***** RECORDED DATA *****
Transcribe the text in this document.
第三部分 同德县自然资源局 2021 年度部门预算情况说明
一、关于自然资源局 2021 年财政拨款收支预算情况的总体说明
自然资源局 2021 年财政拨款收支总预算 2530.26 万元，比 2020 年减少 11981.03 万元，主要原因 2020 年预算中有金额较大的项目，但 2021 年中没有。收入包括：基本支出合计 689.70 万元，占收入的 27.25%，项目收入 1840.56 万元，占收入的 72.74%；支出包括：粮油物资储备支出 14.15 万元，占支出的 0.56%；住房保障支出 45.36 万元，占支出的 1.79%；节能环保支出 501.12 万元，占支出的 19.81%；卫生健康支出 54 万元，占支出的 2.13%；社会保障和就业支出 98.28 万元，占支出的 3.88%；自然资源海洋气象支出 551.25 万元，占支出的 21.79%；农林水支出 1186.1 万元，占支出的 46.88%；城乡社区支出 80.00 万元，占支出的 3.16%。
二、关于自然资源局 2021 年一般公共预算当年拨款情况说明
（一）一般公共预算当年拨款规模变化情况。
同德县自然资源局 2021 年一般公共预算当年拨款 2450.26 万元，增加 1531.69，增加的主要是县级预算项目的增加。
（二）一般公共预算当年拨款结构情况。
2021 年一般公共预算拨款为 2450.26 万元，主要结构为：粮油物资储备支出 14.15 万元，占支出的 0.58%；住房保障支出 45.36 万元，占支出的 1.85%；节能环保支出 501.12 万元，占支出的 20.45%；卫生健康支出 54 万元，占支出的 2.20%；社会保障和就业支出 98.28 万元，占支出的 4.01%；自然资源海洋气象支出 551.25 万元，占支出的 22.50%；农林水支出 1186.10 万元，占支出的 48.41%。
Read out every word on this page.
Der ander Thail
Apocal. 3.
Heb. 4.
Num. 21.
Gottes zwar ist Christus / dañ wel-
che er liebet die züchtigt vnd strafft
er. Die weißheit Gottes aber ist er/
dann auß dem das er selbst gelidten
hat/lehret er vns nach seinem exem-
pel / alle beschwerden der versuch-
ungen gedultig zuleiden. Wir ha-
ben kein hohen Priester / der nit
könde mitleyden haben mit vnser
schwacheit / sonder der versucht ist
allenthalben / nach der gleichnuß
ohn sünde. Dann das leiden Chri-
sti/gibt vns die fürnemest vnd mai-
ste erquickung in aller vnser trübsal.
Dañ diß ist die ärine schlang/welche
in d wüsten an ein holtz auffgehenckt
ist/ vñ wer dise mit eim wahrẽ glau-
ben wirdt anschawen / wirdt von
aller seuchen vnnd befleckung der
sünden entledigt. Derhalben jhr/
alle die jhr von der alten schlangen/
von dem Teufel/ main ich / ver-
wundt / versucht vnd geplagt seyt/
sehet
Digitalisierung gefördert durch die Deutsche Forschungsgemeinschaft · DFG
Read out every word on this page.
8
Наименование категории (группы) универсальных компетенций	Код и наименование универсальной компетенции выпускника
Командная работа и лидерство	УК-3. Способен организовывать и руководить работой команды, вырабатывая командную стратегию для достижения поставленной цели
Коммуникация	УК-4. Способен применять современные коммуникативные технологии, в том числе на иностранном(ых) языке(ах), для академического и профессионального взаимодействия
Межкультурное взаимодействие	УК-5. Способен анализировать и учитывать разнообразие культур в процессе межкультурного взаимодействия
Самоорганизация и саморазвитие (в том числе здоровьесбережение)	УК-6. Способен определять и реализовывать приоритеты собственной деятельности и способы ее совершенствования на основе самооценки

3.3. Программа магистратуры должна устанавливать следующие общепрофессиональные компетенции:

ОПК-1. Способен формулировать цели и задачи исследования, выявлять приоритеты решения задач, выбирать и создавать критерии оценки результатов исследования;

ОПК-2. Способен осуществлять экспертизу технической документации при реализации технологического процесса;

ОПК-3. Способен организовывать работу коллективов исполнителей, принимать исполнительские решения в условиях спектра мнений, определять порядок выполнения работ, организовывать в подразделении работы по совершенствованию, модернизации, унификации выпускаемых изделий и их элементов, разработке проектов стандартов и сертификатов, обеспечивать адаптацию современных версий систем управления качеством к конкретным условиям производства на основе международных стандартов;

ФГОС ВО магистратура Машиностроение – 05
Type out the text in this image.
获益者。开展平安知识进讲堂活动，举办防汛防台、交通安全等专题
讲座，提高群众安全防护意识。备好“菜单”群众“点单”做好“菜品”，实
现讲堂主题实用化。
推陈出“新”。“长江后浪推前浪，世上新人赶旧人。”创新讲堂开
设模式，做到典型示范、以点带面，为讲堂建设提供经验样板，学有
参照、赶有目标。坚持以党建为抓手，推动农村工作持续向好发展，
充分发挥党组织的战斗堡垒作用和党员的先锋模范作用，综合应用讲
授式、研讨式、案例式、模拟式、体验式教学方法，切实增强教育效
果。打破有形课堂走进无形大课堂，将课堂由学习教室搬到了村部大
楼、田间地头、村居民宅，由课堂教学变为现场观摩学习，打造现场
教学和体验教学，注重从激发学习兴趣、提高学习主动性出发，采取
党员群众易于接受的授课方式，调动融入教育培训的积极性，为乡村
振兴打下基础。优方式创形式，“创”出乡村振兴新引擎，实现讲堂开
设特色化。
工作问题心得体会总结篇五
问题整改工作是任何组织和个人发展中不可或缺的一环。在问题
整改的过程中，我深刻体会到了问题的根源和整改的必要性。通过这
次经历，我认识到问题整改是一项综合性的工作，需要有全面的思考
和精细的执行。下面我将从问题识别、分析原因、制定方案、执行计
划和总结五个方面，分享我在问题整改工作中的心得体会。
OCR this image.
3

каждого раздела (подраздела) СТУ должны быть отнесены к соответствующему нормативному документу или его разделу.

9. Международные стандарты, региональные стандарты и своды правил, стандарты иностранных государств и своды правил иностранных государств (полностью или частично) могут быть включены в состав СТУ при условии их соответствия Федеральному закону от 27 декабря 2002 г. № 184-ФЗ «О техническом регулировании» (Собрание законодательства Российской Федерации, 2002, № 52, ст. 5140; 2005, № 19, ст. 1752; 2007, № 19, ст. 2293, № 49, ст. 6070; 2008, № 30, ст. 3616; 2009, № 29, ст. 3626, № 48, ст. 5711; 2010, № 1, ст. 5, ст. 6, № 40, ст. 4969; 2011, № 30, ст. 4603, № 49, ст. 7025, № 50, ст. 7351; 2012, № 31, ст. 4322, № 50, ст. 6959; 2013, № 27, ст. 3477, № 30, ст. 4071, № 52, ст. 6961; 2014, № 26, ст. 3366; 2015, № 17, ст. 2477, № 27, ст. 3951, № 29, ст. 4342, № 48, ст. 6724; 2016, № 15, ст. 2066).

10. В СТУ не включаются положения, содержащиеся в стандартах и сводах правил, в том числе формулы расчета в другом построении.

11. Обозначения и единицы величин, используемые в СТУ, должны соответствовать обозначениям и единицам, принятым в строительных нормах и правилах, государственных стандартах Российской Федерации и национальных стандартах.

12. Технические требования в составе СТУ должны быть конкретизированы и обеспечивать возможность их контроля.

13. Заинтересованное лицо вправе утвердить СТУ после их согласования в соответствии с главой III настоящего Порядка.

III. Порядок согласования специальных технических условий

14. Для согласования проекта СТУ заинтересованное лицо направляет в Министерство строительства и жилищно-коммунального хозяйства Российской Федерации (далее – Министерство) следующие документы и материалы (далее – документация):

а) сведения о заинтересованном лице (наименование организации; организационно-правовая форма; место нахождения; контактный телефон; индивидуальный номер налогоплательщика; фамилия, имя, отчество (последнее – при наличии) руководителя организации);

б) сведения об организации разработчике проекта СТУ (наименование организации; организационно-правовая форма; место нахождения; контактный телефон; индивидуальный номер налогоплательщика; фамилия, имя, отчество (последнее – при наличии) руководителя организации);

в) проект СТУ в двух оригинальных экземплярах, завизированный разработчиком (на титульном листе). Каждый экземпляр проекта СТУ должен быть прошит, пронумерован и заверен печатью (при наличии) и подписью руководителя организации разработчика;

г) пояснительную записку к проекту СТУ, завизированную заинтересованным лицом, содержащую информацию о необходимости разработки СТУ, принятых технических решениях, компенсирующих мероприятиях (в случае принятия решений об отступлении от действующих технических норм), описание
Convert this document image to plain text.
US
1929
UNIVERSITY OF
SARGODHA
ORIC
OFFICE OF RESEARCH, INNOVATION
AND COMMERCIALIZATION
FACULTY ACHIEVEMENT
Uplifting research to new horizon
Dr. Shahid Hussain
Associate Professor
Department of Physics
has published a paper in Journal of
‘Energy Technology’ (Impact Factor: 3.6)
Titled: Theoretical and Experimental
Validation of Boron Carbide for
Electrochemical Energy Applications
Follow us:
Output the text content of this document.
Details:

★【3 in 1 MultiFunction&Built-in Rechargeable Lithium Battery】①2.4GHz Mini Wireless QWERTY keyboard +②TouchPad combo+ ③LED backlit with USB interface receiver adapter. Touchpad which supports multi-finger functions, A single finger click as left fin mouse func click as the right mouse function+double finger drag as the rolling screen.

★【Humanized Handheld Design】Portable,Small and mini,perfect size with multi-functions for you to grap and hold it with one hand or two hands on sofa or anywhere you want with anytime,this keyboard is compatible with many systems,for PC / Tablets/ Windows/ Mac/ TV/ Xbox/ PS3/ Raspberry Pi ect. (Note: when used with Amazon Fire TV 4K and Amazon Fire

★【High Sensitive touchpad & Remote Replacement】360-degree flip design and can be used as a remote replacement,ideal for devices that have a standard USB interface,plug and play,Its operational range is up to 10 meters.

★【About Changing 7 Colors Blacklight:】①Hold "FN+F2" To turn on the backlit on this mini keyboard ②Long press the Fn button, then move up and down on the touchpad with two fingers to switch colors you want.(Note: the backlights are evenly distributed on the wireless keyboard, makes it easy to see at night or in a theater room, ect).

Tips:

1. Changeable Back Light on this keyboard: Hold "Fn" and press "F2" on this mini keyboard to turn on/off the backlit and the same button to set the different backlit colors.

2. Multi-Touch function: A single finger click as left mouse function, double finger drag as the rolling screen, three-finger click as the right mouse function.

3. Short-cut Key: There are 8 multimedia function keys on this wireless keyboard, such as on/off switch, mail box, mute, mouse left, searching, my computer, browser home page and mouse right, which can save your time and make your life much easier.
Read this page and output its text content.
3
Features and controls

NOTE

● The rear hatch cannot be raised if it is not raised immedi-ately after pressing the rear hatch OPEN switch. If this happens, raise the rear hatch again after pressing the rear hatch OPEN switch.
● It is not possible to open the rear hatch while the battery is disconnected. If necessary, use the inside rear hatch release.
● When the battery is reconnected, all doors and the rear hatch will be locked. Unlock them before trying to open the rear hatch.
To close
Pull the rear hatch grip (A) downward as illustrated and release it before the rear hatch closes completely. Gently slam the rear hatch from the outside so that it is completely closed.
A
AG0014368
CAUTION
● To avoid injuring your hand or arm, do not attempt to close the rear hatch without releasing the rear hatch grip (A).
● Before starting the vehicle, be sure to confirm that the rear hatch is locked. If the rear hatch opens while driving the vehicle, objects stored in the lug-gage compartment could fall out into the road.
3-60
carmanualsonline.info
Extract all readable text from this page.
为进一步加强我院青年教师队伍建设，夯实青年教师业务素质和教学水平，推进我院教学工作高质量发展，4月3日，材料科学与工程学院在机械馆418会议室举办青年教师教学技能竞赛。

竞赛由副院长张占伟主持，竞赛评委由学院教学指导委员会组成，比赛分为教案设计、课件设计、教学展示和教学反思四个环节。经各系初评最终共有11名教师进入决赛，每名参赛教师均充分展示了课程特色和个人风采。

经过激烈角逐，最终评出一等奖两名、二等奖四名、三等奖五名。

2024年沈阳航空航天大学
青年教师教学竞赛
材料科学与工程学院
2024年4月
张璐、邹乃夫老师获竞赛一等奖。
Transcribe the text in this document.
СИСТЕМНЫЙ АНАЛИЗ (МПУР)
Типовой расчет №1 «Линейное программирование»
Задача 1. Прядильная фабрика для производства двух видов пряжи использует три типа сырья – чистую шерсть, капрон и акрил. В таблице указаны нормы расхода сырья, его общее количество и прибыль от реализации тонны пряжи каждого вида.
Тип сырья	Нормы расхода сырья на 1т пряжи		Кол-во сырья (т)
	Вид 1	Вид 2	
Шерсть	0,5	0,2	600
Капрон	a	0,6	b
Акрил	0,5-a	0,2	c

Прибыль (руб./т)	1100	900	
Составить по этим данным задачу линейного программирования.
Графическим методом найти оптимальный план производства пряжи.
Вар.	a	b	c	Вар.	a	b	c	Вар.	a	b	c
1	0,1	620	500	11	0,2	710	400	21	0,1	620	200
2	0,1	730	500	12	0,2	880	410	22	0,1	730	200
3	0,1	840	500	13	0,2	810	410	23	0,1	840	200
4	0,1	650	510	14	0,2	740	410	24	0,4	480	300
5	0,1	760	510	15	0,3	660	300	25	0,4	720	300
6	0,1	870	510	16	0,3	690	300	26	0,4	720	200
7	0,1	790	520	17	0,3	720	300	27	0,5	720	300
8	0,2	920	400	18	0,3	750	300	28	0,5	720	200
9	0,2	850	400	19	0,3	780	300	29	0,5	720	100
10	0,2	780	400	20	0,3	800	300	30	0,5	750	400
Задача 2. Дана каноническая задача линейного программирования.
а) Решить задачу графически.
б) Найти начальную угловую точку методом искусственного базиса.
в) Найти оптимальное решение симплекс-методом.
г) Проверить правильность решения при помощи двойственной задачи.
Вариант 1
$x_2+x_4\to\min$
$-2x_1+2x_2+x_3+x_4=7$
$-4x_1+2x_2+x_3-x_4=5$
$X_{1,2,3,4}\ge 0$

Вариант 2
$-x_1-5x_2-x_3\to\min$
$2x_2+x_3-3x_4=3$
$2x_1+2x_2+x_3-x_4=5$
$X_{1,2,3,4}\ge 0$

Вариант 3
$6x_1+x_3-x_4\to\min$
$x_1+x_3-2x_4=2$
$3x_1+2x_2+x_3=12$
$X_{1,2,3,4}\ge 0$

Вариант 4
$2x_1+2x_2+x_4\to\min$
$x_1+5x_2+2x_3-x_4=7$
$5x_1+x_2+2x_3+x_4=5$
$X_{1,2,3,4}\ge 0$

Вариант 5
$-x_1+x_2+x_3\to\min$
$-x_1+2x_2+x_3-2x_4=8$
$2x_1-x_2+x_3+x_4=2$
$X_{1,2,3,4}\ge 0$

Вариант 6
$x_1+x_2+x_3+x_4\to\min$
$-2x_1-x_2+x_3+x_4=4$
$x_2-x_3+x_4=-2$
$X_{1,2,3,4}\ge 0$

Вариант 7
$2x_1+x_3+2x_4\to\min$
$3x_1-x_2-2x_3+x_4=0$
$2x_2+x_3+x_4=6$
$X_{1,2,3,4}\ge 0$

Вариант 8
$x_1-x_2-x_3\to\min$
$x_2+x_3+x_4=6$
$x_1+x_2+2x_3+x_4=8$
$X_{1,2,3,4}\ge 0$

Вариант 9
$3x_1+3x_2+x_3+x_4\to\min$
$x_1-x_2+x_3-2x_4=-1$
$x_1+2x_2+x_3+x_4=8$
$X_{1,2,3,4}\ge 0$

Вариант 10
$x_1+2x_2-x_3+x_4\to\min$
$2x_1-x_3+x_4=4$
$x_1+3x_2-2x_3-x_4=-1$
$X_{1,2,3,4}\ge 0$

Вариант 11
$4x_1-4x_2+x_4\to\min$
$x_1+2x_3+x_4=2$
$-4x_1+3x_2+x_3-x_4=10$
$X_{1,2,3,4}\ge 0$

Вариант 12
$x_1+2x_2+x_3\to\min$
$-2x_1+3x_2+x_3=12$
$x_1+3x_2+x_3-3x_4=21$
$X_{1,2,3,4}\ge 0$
*****
*INSTRUCTIONS FOR THE TASK*: Take every line that includes the string "同德县自然资源局" and copy it.

*SOLUTION TO THIS PROBLEM*:
第三部分 同德县自然资源局 2021 年度部门预算情况说明
同德县自然资源局 2021 年一般公共预算当年拨款 2450.26 万元，增加 1531.69，增加的主要是县级预算项目的增加。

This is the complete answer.